To be done » Extract, from the records beneath this instruction, each line that contains the word "SRMTID".

Supplied data »
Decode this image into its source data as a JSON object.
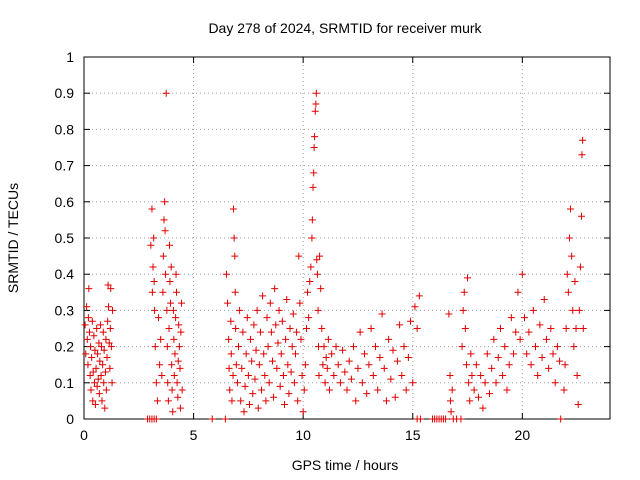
{
  "chart_data": {
    "type": "scatter",
    "title": "Day 278 of 2024, SRMTID for receiver murk",
    "xlabel": "GPS time / hours",
    "ylabel": "SRMTID / TECUs",
    "xlim": [
      0,
      24
    ],
    "ylim": [
      0,
      1
    ],
    "x_ticks": [
      "0",
      "5",
      "10",
      "15",
      "20"
    ],
    "y_ticks": [
      "0",
      "0.1",
      "0.2",
      "0.3",
      "0.4",
      "0.5",
      "0.6",
      "0.7",
      "0.8",
      "0.9",
      "1"
    ],
    "grid": true,
    "marker": "plus",
    "color": "#e00000",
    "points": [
      [
        0.05,
        0.26
      ],
      [
        0.08,
        0.18
      ],
      [
        0.12,
        0.31
      ],
      [
        0.15,
        0.22
      ],
      [
        0.18,
        0.15
      ],
      [
        0.2,
        0.28
      ],
      [
        0.22,
        0.36
      ],
      [
        0.25,
        0.24
      ],
      [
        0.28,
        0.12
      ],
      [
        0.3,
        0.2
      ],
      [
        0.32,
        0.08
      ],
      [
        0.35,
        0.17
      ],
      [
        0.38,
        0.27
      ],
      [
        0.4,
        0.05
      ],
      [
        0.42,
        0.13
      ],
      [
        0.45,
        0.23
      ],
      [
        0.48,
        0.1
      ],
      [
        0.5,
        0.19
      ],
      [
        0.52,
        0.04
      ],
      [
        0.55,
        0.14
      ],
      [
        0.58,
        0.25
      ],
      [
        0.6,
        0.09
      ],
      [
        0.62,
        0.18
      ],
      [
        0.65,
        0.11
      ],
      [
        0.68,
        0.21
      ],
      [
        0.7,
        0.07
      ],
      [
        0.72,
        0.16
      ],
      [
        0.75,
        0.26
      ],
      [
        0.78,
        0.12
      ],
      [
        0.8,
        0.2
      ],
      [
        0.82,
        0.05
      ],
      [
        0.85,
        0.15
      ],
      [
        0.88,
        0.24
      ],
      [
        0.9,
        0.1
      ],
      [
        0.92,
        0.19
      ],
      [
        0.95,
        0.03
      ],
      [
        0.98,
        0.13
      ],
      [
        1.0,
        0.22
      ],
      [
        1.02,
        0.08
      ],
      [
        1.05,
        0.17
      ],
      [
        1.08,
        0.27
      ],
      [
        1.1,
        0.37
      ],
      [
        1.12,
        0.31
      ],
      [
        1.15,
        0.21
      ],
      [
        1.18,
        0.14
      ],
      [
        1.2,
        0.25
      ],
      [
        1.22,
        0.36
      ],
      [
        1.25,
        0.2
      ],
      [
        1.28,
        0.1
      ],
      [
        1.3,
        0.3
      ],
      [
        2.9,
        0.0
      ],
      [
        3.0,
        0.0
      ],
      [
        3.1,
        0.0
      ],
      [
        3.2,
        0.0
      ],
      [
        3.3,
        0.0
      ],
      [
        3.05,
        0.48
      ],
      [
        3.1,
        0.58
      ],
      [
        3.12,
        0.35
      ],
      [
        3.15,
        0.42
      ],
      [
        3.18,
        0.5
      ],
      [
        3.2,
        0.38
      ],
      [
        3.22,
        0.3
      ],
      [
        3.25,
        0.2
      ],
      [
        3.3,
        0.1
      ],
      [
        3.35,
        0.05
      ],
      [
        3.4,
        0.28
      ],
      [
        3.45,
        0.15
      ],
      [
        3.5,
        0.22
      ],
      [
        3.55,
        0.12
      ],
      [
        3.6,
        0.35
      ],
      [
        3.62,
        0.45
      ],
      [
        3.65,
        0.55
      ],
      [
        3.68,
        0.6
      ],
      [
        3.7,
        0.52
      ],
      [
        3.72,
        0.4
      ],
      [
        3.75,
        0.9
      ],
      [
        3.78,
        0.3
      ],
      [
        3.8,
        0.2
      ],
      [
        3.82,
        0.1
      ],
      [
        3.85,
        0.05
      ],
      [
        3.88,
        0.25
      ],
      [
        3.9,
        0.48
      ],
      [
        3.92,
        0.38
      ],
      [
        3.95,
        0.32
      ],
      [
        3.98,
        0.42
      ],
      [
        4.0,
        0.15
      ],
      [
        4.02,
        0.08
      ],
      [
        4.05,
        0.02
      ],
      [
        4.08,
        0.3
      ],
      [
        4.1,
        0.22
      ],
      [
        4.12,
        0.12
      ],
      [
        4.15,
        0.18
      ],
      [
        4.18,
        0.28
      ],
      [
        4.2,
        0.4
      ],
      [
        4.22,
        0.35
      ],
      [
        4.25,
        0.1
      ],
      [
        4.28,
        0.06
      ],
      [
        4.3,
        0.16
      ],
      [
        4.32,
        0.26
      ],
      [
        4.35,
        0.2
      ],
      [
        4.38,
        0.14
      ],
      [
        4.4,
        0.03
      ],
      [
        4.42,
        0.24
      ],
      [
        4.45,
        0.32
      ],
      [
        4.48,
        0.08
      ],
      [
        5.85,
        0.0
      ],
      [
        6.45,
        0.0
      ],
      [
        6.5,
        0.4
      ],
      [
        6.55,
        0.32
      ],
      [
        6.6,
        0.22
      ],
      [
        6.62,
        0.14
      ],
      [
        6.65,
        0.08
      ],
      [
        6.7,
        0.27
      ],
      [
        6.72,
        0.18
      ],
      [
        6.75,
        0.05
      ],
      [
        6.8,
        0.12
      ],
      [
        6.82,
        0.58
      ],
      [
        6.85,
        0.5
      ],
      [
        6.88,
        0.45
      ],
      [
        6.9,
        0.35
      ],
      [
        6.92,
        0.25
      ],
      [
        6.95,
        0.15
      ],
      [
        7.0,
        0.1
      ],
      [
        7.05,
        0.2
      ],
      [
        7.1,
        0.3
      ],
      [
        7.15,
        0.05
      ],
      [
        7.2,
        0.14
      ],
      [
        7.25,
        0.24
      ],
      [
        7.3,
        0.02
      ],
      [
        7.35,
        0.09
      ],
      [
        7.4,
        0.18
      ],
      [
        7.45,
        0.28
      ],
      [
        7.5,
        0.12
      ],
      [
        7.55,
        0.04
      ],
      [
        7.6,
        0.22
      ],
      [
        7.65,
        0.16
      ],
      [
        7.7,
        0.07
      ],
      [
        7.75,
        0.26
      ],
      [
        7.8,
        0.11
      ],
      [
        7.85,
        0.19
      ],
      [
        7.9,
        0.3
      ],
      [
        7.95,
        0.03
      ],
      [
        8.0,
        0.15
      ],
      [
        8.05,
        0.24
      ],
      [
        8.1,
        0.08
      ],
      [
        8.15,
        0.34
      ],
      [
        8.2,
        0.18
      ],
      [
        8.25,
        0.12
      ],
      [
        8.3,
        0.05
      ],
      [
        8.35,
        0.28
      ],
      [
        8.4,
        0.2
      ],
      [
        8.45,
        0.1
      ],
      [
        8.5,
        0.32
      ],
      [
        8.55,
        0.24
      ],
      [
        8.6,
        0.16
      ],
      [
        8.65,
        0.06
      ],
      [
        8.7,
        0.36
      ],
      [
        8.75,
        0.26
      ],
      [
        8.8,
        0.14
      ],
      [
        8.85,
        0.21
      ],
      [
        8.9,
        0.3
      ],
      [
        8.95,
        0.09
      ],
      [
        9.0,
        0.18
      ],
      [
        9.05,
        0.27
      ],
      [
        9.1,
        0.12
      ],
      [
        9.15,
        0.04
      ],
      [
        9.2,
        0.22
      ],
      [
        9.25,
        0.33
      ],
      [
        9.3,
        0.15
      ],
      [
        9.35,
        0.07
      ],
      [
        9.4,
        0.25
      ],
      [
        9.45,
        0.13
      ],
      [
        9.5,
        0.2
      ],
      [
        9.55,
        0.29
      ],
      [
        9.6,
        0.1
      ],
      [
        9.65,
        0.18
      ],
      [
        9.7,
        0.24
      ],
      [
        9.75,
        0.05
      ],
      [
        9.8,
        0.45
      ],
      [
        9.85,
        0.32
      ],
      [
        9.9,
        0.22
      ],
      [
        9.95,
        0.12
      ],
      [
        10.0,
        0.02
      ],
      [
        10.05,
        0.08
      ],
      [
        10.1,
        0.15
      ],
      [
        10.15,
        0.25
      ],
      [
        10.2,
        0.35
      ],
      [
        10.25,
        0.28
      ],
      [
        10.3,
        0.38
      ],
      [
        10.35,
        0.42
      ],
      [
        10.4,
        0.5
      ],
      [
        10.42,
        0.55
      ],
      [
        10.45,
        0.64
      ],
      [
        10.48,
        0.68
      ],
      [
        10.5,
        0.75
      ],
      [
        10.52,
        0.78
      ],
      [
        10.55,
        0.85
      ],
      [
        10.58,
        0.87
      ],
      [
        10.6,
        0.9
      ],
      [
        10.62,
        0.44
      ],
      [
        10.65,
        0.4
      ],
      [
        10.68,
        0.3
      ],
      [
        10.7,
        0.2
      ],
      [
        10.72,
        0.12
      ],
      [
        10.75,
        0.45
      ],
      [
        10.8,
        0.36
      ],
      [
        10.85,
        0.25
      ],
      [
        10.9,
        0.15
      ],
      [
        10.95,
        0.2
      ],
      [
        11.0,
        0.1
      ],
      [
        11.05,
        0.17
      ],
      [
        11.1,
        0.14
      ],
      [
        11.15,
        0.22
      ],
      [
        11.2,
        0.08
      ],
      [
        11.3,
        0.18
      ],
      [
        11.4,
        0.12
      ],
      [
        11.5,
        0.2
      ],
      [
        11.6,
        0.15
      ],
      [
        11.7,
        0.1
      ],
      [
        11.8,
        0.19
      ],
      [
        11.9,
        0.13
      ],
      [
        12.0,
        0.08
      ],
      [
        12.1,
        0.16
      ],
      [
        12.2,
        0.11
      ],
      [
        12.3,
        0.2
      ],
      [
        12.4,
        0.05
      ],
      [
        12.5,
        0.14
      ],
      [
        12.6,
        0.24
      ],
      [
        12.7,
        0.1
      ],
      [
        12.8,
        0.18
      ],
      [
        12.9,
        0.07
      ],
      [
        13.0,
        0.15
      ],
      [
        13.1,
        0.25
      ],
      [
        13.2,
        0.12
      ],
      [
        13.3,
        0.2
      ],
      [
        13.4,
        0.08
      ],
      [
        13.5,
        0.17
      ],
      [
        13.6,
        0.29
      ],
      [
        13.7,
        0.14
      ],
      [
        13.8,
        0.05
      ],
      [
        13.9,
        0.22
      ],
      [
        14.0,
        0.11
      ],
      [
        14.1,
        0.19
      ],
      [
        14.2,
        0.06
      ],
      [
        14.3,
        0.16
      ],
      [
        14.4,
        0.26
      ],
      [
        14.5,
        0.12
      ],
      [
        14.6,
        0.2
      ],
      [
        14.7,
        0.08
      ],
      [
        14.8,
        0.17
      ],
      [
        14.9,
        0.27
      ],
      [
        15.0,
        0.1
      ],
      [
        15.1,
        0.31
      ],
      [
        15.2,
        0.25
      ],
      [
        15.3,
        0.34
      ],
      [
        15.2,
        0.0
      ],
      [
        15.35,
        0.0
      ],
      [
        15.9,
        0.0
      ],
      [
        16.0,
        0.0
      ],
      [
        16.1,
        0.0
      ],
      [
        16.2,
        0.0
      ],
      [
        16.3,
        0.0
      ],
      [
        16.4,
        0.0
      ],
      [
        16.5,
        0.0
      ],
      [
        16.85,
        0.0
      ],
      [
        17.0,
        0.0
      ],
      [
        17.2,
        0.0
      ],
      [
        16.65,
        0.29
      ],
      [
        16.7,
        0.12
      ],
      [
        16.72,
        0.05
      ],
      [
        16.75,
        0.02
      ],
      [
        16.8,
        0.08
      ],
      [
        17.25,
        0.2
      ],
      [
        17.3,
        0.3
      ],
      [
        17.35,
        0.35
      ],
      [
        17.4,
        0.25
      ],
      [
        17.45,
        0.15
      ],
      [
        17.5,
        0.39
      ],
      [
        17.55,
        0.1
      ],
      [
        17.6,
        0.05
      ],
      [
        17.65,
        0.18
      ],
      [
        17.7,
        0.12
      ],
      [
        17.8,
        0.08
      ],
      [
        17.9,
        0.15
      ],
      [
        18.0,
        0.06
      ],
      [
        18.1,
        0.12
      ],
      [
        18.2,
        0.03
      ],
      [
        18.3,
        0.1
      ],
      [
        18.4,
        0.18
      ],
      [
        18.5,
        0.07
      ],
      [
        18.6,
        0.14
      ],
      [
        18.7,
        0.22
      ],
      [
        18.8,
        0.1
      ],
      [
        18.9,
        0.17
      ],
      [
        19.0,
        0.25
      ],
      [
        19.1,
        0.12
      ],
      [
        19.2,
        0.2
      ],
      [
        19.3,
        0.08
      ],
      [
        19.4,
        0.15
      ],
      [
        19.5,
        0.28
      ],
      [
        19.6,
        0.18
      ],
      [
        19.7,
        0.24
      ],
      [
        19.8,
        0.35
      ],
      [
        19.9,
        0.22
      ],
      [
        20.0,
        0.4
      ],
      [
        20.1,
        0.28
      ],
      [
        20.2,
        0.18
      ],
      [
        20.3,
        0.24
      ],
      [
        20.4,
        0.15
      ],
      [
        20.5,
        0.3
      ],
      [
        20.6,
        0.2
      ],
      [
        20.7,
        0.12
      ],
      [
        20.8,
        0.26
      ],
      [
        20.9,
        0.17
      ],
      [
        21.0,
        0.33
      ],
      [
        21.1,
        0.22
      ],
      [
        21.2,
        0.14
      ],
      [
        21.3,
        0.25
      ],
      [
        21.4,
        0.18
      ],
      [
        21.5,
        0.1
      ],
      [
        21.6,
        0.2
      ],
      [
        21.7,
        0.16
      ],
      [
        21.75,
        0.0
      ],
      [
        21.9,
        0.08
      ],
      [
        21.95,
        0.15
      ],
      [
        22.0,
        0.25
      ],
      [
        22.05,
        0.4
      ],
      [
        22.1,
        0.35
      ],
      [
        22.15,
        0.5
      ],
      [
        22.2,
        0.58
      ],
      [
        22.25,
        0.45
      ],
      [
        22.3,
        0.3
      ],
      [
        22.35,
        0.2
      ],
      [
        22.4,
        0.38
      ],
      [
        22.45,
        0.25
      ],
      [
        22.5,
        0.12
      ],
      [
        22.55,
        0.04
      ],
      [
        22.6,
        0.3
      ],
      [
        22.65,
        0.42
      ],
      [
        22.7,
        0.56
      ],
      [
        22.72,
        0.73
      ],
      [
        22.75,
        0.77
      ],
      [
        22.78,
        0.25
      ]
    ]
  }
}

Right answer »
    "title": "Day 278 of 2024, SRMTID for receiver murk",
    "ylabel": "SRMTID / TECUs",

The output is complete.